**What to work on**
According to the passage on GKE cluster fleets, how many fleets can a single cluster belong to?

Features such as configuration management and policy controllers are enabled at the fleet level. While it is possible to be selective about which clusters in the fleet are affected by these features, it’s a recommended best practice to normalise your fleet and apply configurations to all clusters. Clusters can only belong to a single fleet, but by grouping and managing multiple clusters into a fleet, we move the isolation boundary of trust from individual clusters to the level of the fleet itself. This means that there is an implied level of trust between individual clusters, and we must now consider the trust boundary from the point of view of different fleets and projects. If you have followed Google’s best practices for the organizational hierarchy of your cloud resources already, it’s likely that you already have similar project-based trust boundaries already established.

Let’s look at a multi-cluster example to explore this approach further.

A multi-cluster example

For this fictional example, we will consider an organisation with users in Europe and Asia, with a development team in the USA. The organisation currently deploys production workloads to GKE clusters in the europe-west1 and asia-southeast1 regions within the same Google Cloud project. Additionally, within that project, a staging GKE cluster is maintained in the us-central1 region. Development work takes place on an on-premises GKE cluster in the organisation’s USA office.

Within each production cluster we can imagine several namespaces for different applications, or frontend and backend services. When deciding how these clusters should be set up in fleets, we need to consider the concepts of isolation and consistency. If clusters are consistent, they may belong to the same fleet, however a degree of isolation is usually required to keep a production environment safe from unwanted changes. Right now, all the clusters belong to the same project and fleet, which may not be the best approach. So let’s look at a few different design patterns to see how we can achieve different levels of isolation and consistency, which should help you choose which one is right for your team.

Maximum isolation with multiple fleets

Let’s rearrange our clusters across different projects which are separated based on their operating environment: production, staging or development. As I mentioned earlier, this is a common approach to managing Google Cloud projects themselves, not just GKE clusters.

In a high-security environment this gives us the strongest possible isolation between clusters. However, we have now increased our operational complexity because we are managing three different fleets, which means three different sets of configuration management and feature settings. For example, some extra effort will be required to maintain consistency across namespaces and policies in the three sources of truth used. Additionally, development teams will need permissions configured across both development and staging fleets.

Project isolation with a shared fleet

To simplify management while retaining some resource isolation, let’s modify our design pattern to use a single fleet even if our clusters remain in different projects:

Using a single fleet achieves the maximum level of “sameness” across our clusters. In other words, we are back to using a single source of truth to define configurations, policies and namespaces. However, we haven’t eradicated the complexity completely, we’ve merely shifted it to a different set of tools. Now we’ll need to manage different namespaces for different environments (such as frontend-staging and frontend-prod), and potentially rely on a service mesh to decide which services may communicate across cluster and environment boundaries. This arrangement does however guarantee consistency between our development and production environments, which is important when testing application changes before promoting them to production.

Production and non-production fleets

Our final approach achieves a compromise, combining staging and development clusters into a single fleet to reduce some management complexity, while keeping the hard isolation of a separate fleet for production. This approach additionally allows you to test changes to fleet features and policies before promoting them to production.

[Layout annotation records]
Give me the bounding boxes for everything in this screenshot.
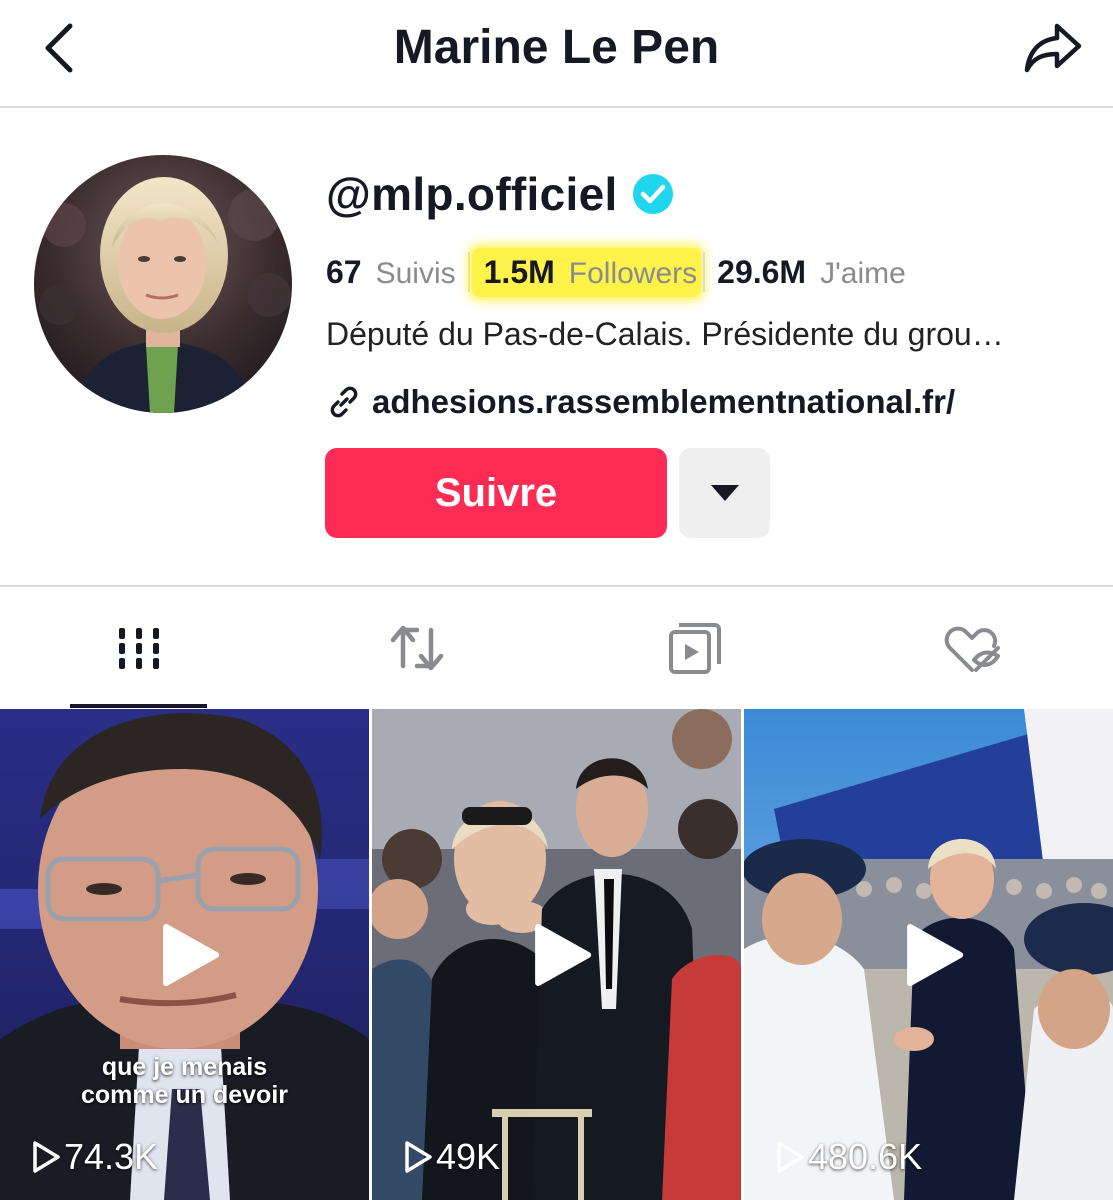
likes-stat[interactable]: 29.6M J'aime <box>705 254 918 291</box>
play-icon <box>906 924 963 986</box>
video-caption: que je menais comme un devoir <box>0 1053 369 1109</box>
play-icon <box>534 924 591 986</box>
tab-videos[interactable] <box>0 590 278 706</box>
likes-label: J'aime <box>820 256 906 290</box>
tab-playlists[interactable] <box>556 590 834 706</box>
playlist-icon <box>669 623 721 674</box>
view-count: 74.3K <box>30 1136 158 1178</box>
view-count: 49K <box>402 1136 500 1178</box>
view-count: 480.6K <box>774 1136 922 1178</box>
suggestions-dropdown-button[interactable] <box>679 448 770 538</box>
following-stat[interactable]: 67 Suivis <box>326 254 468 291</box>
follow-button[interactable]: Suivre <box>325 448 667 538</box>
video-thumbnail[interactable]: 49K <box>372 709 741 1200</box>
following-count: 67 <box>326 253 362 290</box>
view-count-value: 49K <box>436 1136 501 1177</box>
followers-label: Followers <box>568 256 698 290</box>
tab-liked[interactable] <box>834 590 1112 706</box>
followers-stat[interactable]: 1.5M Followers <box>471 247 702 297</box>
view-count-value: 74.3K <box>64 1136 159 1177</box>
link-text: adhesions.rassemblementnational.fr/ <box>372 383 956 420</box>
grid-icon <box>119 628 159 669</box>
play-icon <box>162 924 219 986</box>
bio-text[interactable]: Député du Pas-de-Calais. Présidente du g… <box>326 310 1086 358</box>
video-caption-line: que je menais <box>101 1053 268 1081</box>
tab-reposts[interactable] <box>278 590 556 706</box>
caret-down-icon <box>710 485 739 501</box>
avatar[interactable] <box>34 155 292 413</box>
video-grid: que je menais comme un devoir 74.3K 49K … <box>0 709 1113 1200</box>
video-thumbnail[interactable]: 480.6K <box>744 709 1113 1200</box>
following-label: Suivis <box>375 256 456 290</box>
profile-link[interactable]: adhesions.rassemblementnational.fr/ <box>326 376 955 428</box>
video-thumbnail[interactable]: que je menais comme un devoir 74.3K <box>0 709 369 1200</box>
active-tab-indicator <box>70 704 207 708</box>
verified-icon <box>632 174 673 214</box>
link-icon <box>330 386 358 418</box>
username: @mlp.officiel <box>326 168 618 220</box>
stat-divider <box>467 252 470 292</box>
play-outline-icon <box>405 1141 432 1173</box>
top-bar: Marine Le Pen <box>0 0 1113 108</box>
video-caption-line: comme un devoir <box>81 1081 288 1109</box>
play-outline-icon <box>33 1141 60 1173</box>
share-button[interactable] <box>1021 16 1085 80</box>
stats-row: 67 Suivis 1.5M Followers 29.6M J'aime <box>326 240 918 304</box>
tabs-divider <box>0 585 1113 587</box>
followers-count: 1.5M <box>483 253 555 290</box>
handle-row: @mlp.officiel <box>326 162 674 226</box>
likes-count: 29.6M <box>717 253 807 290</box>
heart-hidden-icon <box>944 626 1000 672</box>
view-count-value: 480.6K <box>808 1136 923 1177</box>
page-title: Marine Le Pen <box>393 21 720 74</box>
repost-icon <box>390 625 444 671</box>
share-arrow-icon <box>1024 23 1082 73</box>
play-outline-icon <box>777 1141 804 1173</box>
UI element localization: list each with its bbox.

**Correct result**
A cluster can belong to only one fleet.